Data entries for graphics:
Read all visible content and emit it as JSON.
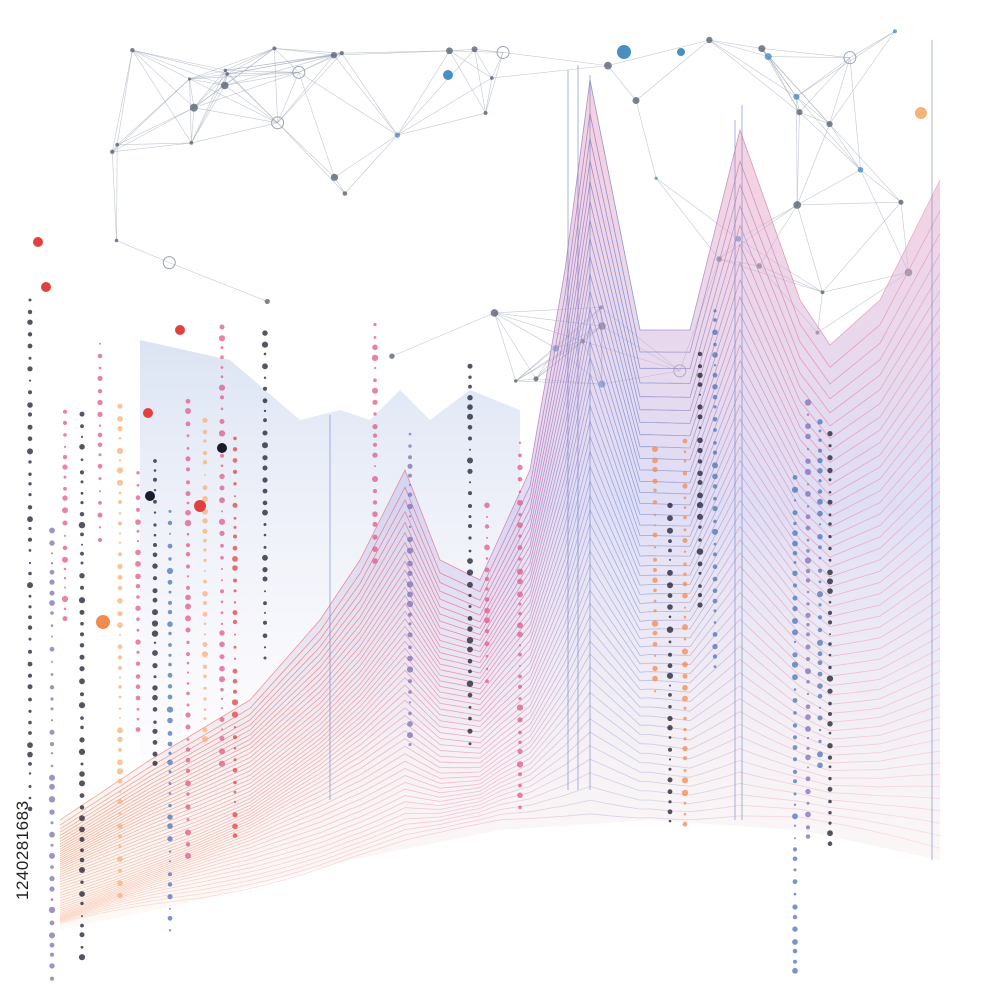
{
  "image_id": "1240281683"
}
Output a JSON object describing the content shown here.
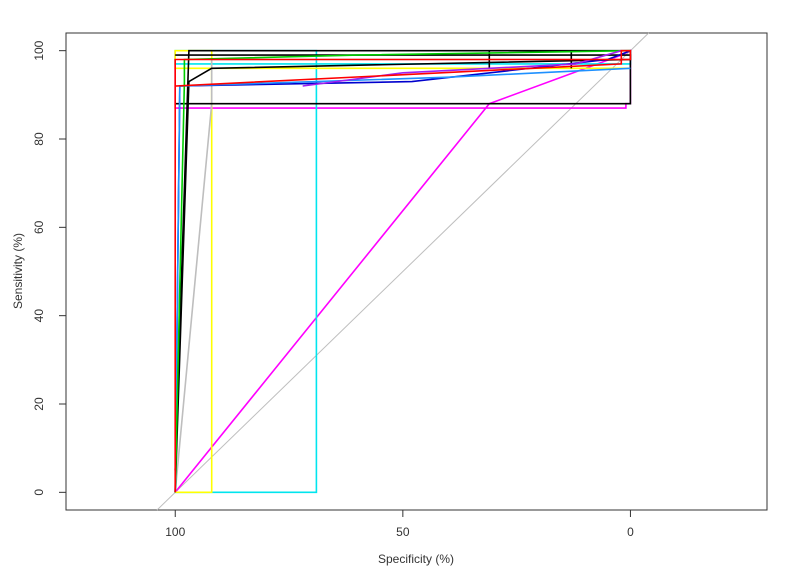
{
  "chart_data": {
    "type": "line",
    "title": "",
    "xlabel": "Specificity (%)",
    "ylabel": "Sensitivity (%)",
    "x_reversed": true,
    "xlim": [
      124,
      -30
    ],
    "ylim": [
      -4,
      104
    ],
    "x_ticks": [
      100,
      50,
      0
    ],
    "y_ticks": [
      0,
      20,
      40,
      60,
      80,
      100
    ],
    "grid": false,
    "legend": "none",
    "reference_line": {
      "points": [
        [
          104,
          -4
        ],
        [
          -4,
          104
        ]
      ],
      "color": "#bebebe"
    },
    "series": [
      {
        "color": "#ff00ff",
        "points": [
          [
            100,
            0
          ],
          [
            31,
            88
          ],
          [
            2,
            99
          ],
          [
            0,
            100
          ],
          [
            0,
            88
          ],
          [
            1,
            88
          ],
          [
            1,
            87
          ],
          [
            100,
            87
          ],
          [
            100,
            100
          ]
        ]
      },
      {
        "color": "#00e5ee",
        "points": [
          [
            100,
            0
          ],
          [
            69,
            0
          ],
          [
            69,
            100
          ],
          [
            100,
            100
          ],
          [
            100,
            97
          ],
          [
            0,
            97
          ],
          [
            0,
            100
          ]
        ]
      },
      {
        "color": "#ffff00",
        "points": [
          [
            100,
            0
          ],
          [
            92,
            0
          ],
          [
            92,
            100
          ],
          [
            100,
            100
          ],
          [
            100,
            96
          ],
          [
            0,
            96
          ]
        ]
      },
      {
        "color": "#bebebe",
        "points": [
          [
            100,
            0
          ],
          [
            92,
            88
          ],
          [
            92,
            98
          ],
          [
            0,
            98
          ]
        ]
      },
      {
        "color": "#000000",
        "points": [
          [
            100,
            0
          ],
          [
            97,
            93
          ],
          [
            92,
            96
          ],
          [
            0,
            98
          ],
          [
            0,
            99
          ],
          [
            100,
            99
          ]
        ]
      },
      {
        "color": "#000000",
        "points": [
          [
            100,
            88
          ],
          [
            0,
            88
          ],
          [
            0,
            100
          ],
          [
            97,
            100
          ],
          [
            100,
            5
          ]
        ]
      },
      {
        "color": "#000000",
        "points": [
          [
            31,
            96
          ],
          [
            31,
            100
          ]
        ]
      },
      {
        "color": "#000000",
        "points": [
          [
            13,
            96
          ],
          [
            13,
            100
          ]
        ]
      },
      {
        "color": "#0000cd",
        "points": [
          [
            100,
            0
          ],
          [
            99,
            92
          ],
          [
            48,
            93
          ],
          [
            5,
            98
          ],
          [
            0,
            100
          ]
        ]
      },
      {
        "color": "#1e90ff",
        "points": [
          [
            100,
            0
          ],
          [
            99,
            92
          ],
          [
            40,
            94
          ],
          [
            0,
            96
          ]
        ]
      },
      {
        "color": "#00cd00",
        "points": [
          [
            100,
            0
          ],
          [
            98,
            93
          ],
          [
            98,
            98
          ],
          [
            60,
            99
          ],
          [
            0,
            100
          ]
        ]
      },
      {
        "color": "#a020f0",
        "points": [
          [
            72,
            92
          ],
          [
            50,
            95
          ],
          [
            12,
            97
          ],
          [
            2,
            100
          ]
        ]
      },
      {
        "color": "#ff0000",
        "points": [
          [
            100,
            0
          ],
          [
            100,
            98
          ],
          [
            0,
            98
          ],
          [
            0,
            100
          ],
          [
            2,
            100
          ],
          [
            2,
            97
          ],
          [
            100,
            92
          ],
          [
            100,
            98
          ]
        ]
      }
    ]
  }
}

GIVEN PROBLEM:
Give back all entries exactly. No pictures belong in the copy.

EXERCISE RESULT:
Read all visible content and emit it as JSON.
{
  "image_id": "1240281683"
}
Output a JSON object describing the content shown here.
{
  "chart_data": {
    "type": "line",
    "title": "",
    "xlabel": "Specificity (%)",
    "ylabel": "Sensitivity (%)",
    "x_reversed": true,
    "xlim": [
      124,
      -30
    ],
    "ylim": [
      -4,
      104
    ],
    "x_ticks": [
      100,
      50,
      0
    ],
    "y_ticks": [
      0,
      20,
      40,
      60,
      80,
      100
    ],
    "grid": false,
    "legend": "none",
    "reference_line": {
      "points": [
        [
          104,
          -4
        ],
        [
          -4,
          104
        ]
      ],
      "color": "#bebebe"
    },
    "series": [
      {
        "color": "#ff00ff",
        "points": [
          [
            100,
            0
          ],
          [
            31,
            88
          ],
          [
            2,
            99
          ],
          [
            0,
            100
          ],
          [
            0,
            88
          ],
          [
            1,
            88
          ],
          [
            1,
            87
          ],
          [
            100,
            87
          ],
          [
            100,
            100
          ]
        ]
      },
      {
        "color": "#00e5ee",
        "points": [
          [
            100,
            0
          ],
          [
            69,
            0
          ],
          [
            69,
            100
          ],
          [
            100,
            100
          ],
          [
            100,
            97
          ],
          [
            0,
            97
          ],
          [
            0,
            100
          ]
        ]
      },
      {
        "color": "#ffff00",
        "points": [
          [
            100,
            0
          ],
          [
            92,
            0
          ],
          [
            92,
            100
          ],
          [
            100,
            100
          ],
          [
            100,
            96
          ],
          [
            0,
            96
          ]
        ]
      },
      {
        "color": "#bebebe",
        "points": [
          [
            100,
            0
          ],
          [
            92,
            88
          ],
          [
            92,
            98
          ],
          [
            0,
            98
          ]
        ]
      },
      {
        "color": "#000000",
        "points": [
          [
            100,
            0
          ],
          [
            97,
            93
          ],
          [
            92,
            96
          ],
          [
            0,
            98
          ],
          [
            0,
            99
          ],
          [
            100,
            99
          ]
        ]
      },
      {
        "color": "#000000",
        "points": [
          [
            100,
            88
          ],
          [
            0,
            88
          ],
          [
            0,
            100
          ],
          [
            97,
            100
          ],
          [
            100,
            5
          ]
        ]
      },
      {
        "color": "#000000",
        "points": [
          [
            31,
            96
          ],
          [
            31,
            100
          ]
        ]
      },
      {
        "color": "#000000",
        "points": [
          [
            13,
            96
          ],
          [
            13,
            100
          ]
        ]
      },
      {
        "color": "#0000cd",
        "points": [
          [
            100,
            0
          ],
          [
            99,
            92
          ],
          [
            48,
            93
          ],
          [
            5,
            98
          ],
          [
            0,
            100
          ]
        ]
      },
      {
        "color": "#1e90ff",
        "points": [
          [
            100,
            0
          ],
          [
            99,
            92
          ],
          [
            40,
            94
          ],
          [
            0,
            96
          ]
        ]
      },
      {
        "color": "#00cd00",
        "points": [
          [
            100,
            0
          ],
          [
            98,
            93
          ],
          [
            98,
            98
          ],
          [
            60,
            99
          ],
          [
            0,
            100
          ]
        ]
      },
      {
        "color": "#a020f0",
        "points": [
          [
            72,
            92
          ],
          [
            50,
            95
          ],
          [
            12,
            97
          ],
          [
            2,
            100
          ]
        ]
      },
      {
        "color": "#ff0000",
        "points": [
          [
            100,
            0
          ],
          [
            100,
            98
          ],
          [
            0,
            98
          ],
          [
            0,
            100
          ],
          [
            2,
            100
          ],
          [
            2,
            97
          ],
          [
            100,
            92
          ],
          [
            100,
            98
          ]
        ]
      }
    ]
  }
}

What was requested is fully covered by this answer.